Excerpts from a figure dataset

##############################

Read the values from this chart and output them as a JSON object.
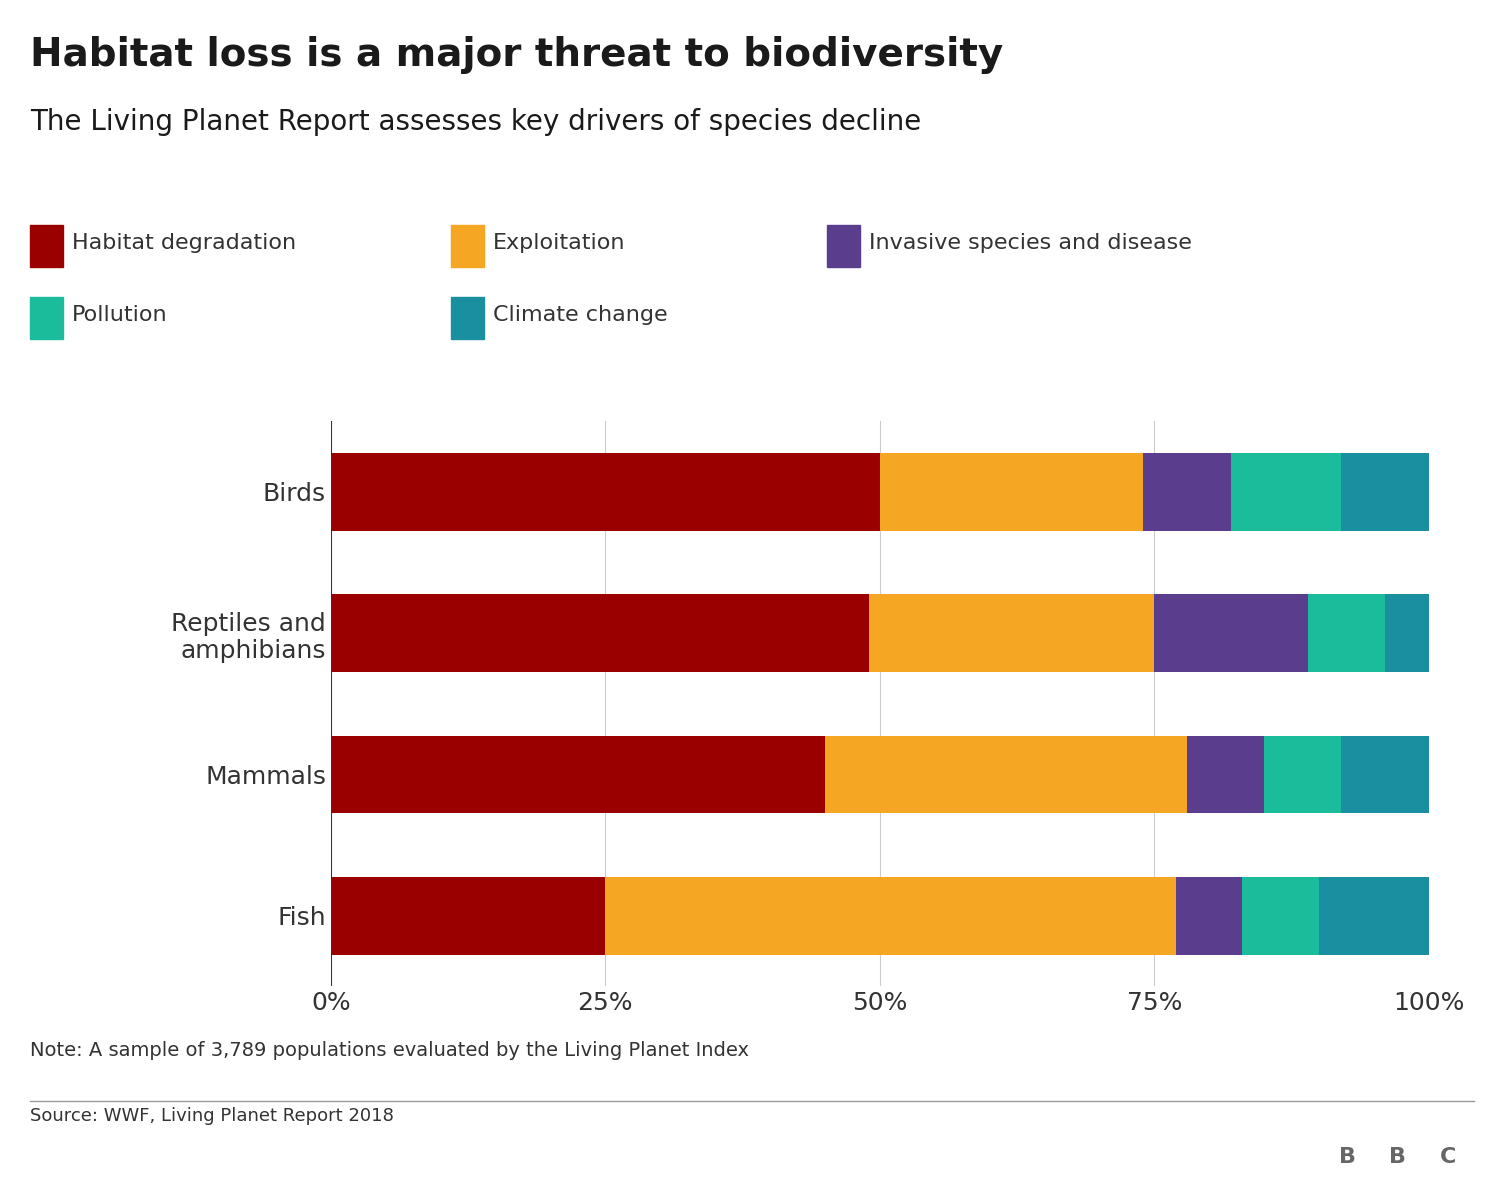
{
  "title": "Habitat loss is a major threat to biodiversity",
  "subtitle": "The Living Planet Report assesses key drivers of species decline",
  "note": "Note: A sample of 3,789 populations evaluated by the Living Planet Index",
  "source": "Source: WWF, Living Planet Report 2018",
  "categories": [
    "Birds",
    "Reptiles and\namphibians",
    "Mammals",
    "Fish"
  ],
  "segments": [
    "Habitat degradation",
    "Exploitation",
    "Invasive species and disease",
    "Pollution",
    "Climate change"
  ],
  "colors": [
    "#9b0000",
    "#f5a623",
    "#5b3d8e",
    "#1abc9c",
    "#1a8fa0"
  ],
  "data": {
    "Birds": [
      0.5,
      0.24,
      0.08,
      0.1,
      0.08
    ],
    "Reptiles and\namphibians": [
      0.49,
      0.26,
      0.14,
      0.07,
      0.04
    ],
    "Mammals": [
      0.45,
      0.33,
      0.07,
      0.07,
      0.08
    ],
    "Fish": [
      0.25,
      0.52,
      0.06,
      0.07,
      0.1
    ]
  },
  "background_color": "#ffffff",
  "title_fontsize": 28,
  "subtitle_fontsize": 20,
  "label_fontsize": 18,
  "legend_fontsize": 16,
  "note_fontsize": 14,
  "source_fontsize": 13,
  "bar_height": 0.55,
  "xlim": [
    0,
    1.0
  ]
}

##############################

• Problem to solve
Output the entries above exactly. Drop the pictures.

• Solution below
Read the values from this chart and output them as a JSON object.
{
  "title": "Habitat loss is a major threat to biodiversity",
  "subtitle": "The Living Planet Report assesses key drivers of species decline",
  "note": "Note: A sample of 3,789 populations evaluated by the Living Planet Index",
  "source": "Source: WWF, Living Planet Report 2018",
  "categories": [
    "Birds",
    "Reptiles and\namphibians",
    "Mammals",
    "Fish"
  ],
  "segments": [
    "Habitat degradation",
    "Exploitation",
    "Invasive species and disease",
    "Pollution",
    "Climate change"
  ],
  "colors": [
    "#9b0000",
    "#f5a623",
    "#5b3d8e",
    "#1abc9c",
    "#1a8fa0"
  ],
  "data": {
    "Birds": [
      0.5,
      0.24,
      0.08,
      0.1,
      0.08
    ],
    "Reptiles and\namphibians": [
      0.49,
      0.26,
      0.14,
      0.07,
      0.04
    ],
    "Mammals": [
      0.45,
      0.33,
      0.07,
      0.07,
      0.08
    ],
    "Fish": [
      0.25,
      0.52,
      0.06,
      0.07,
      0.1
    ]
  },
  "background_color": "#ffffff",
  "title_fontsize": 28,
  "subtitle_fontsize": 20,
  "label_fontsize": 18,
  "legend_fontsize": 16,
  "note_fontsize": 14,
  "source_fontsize": 13,
  "bar_height": 0.55,
  "xlim": [
    0,
    1.0
  ]
}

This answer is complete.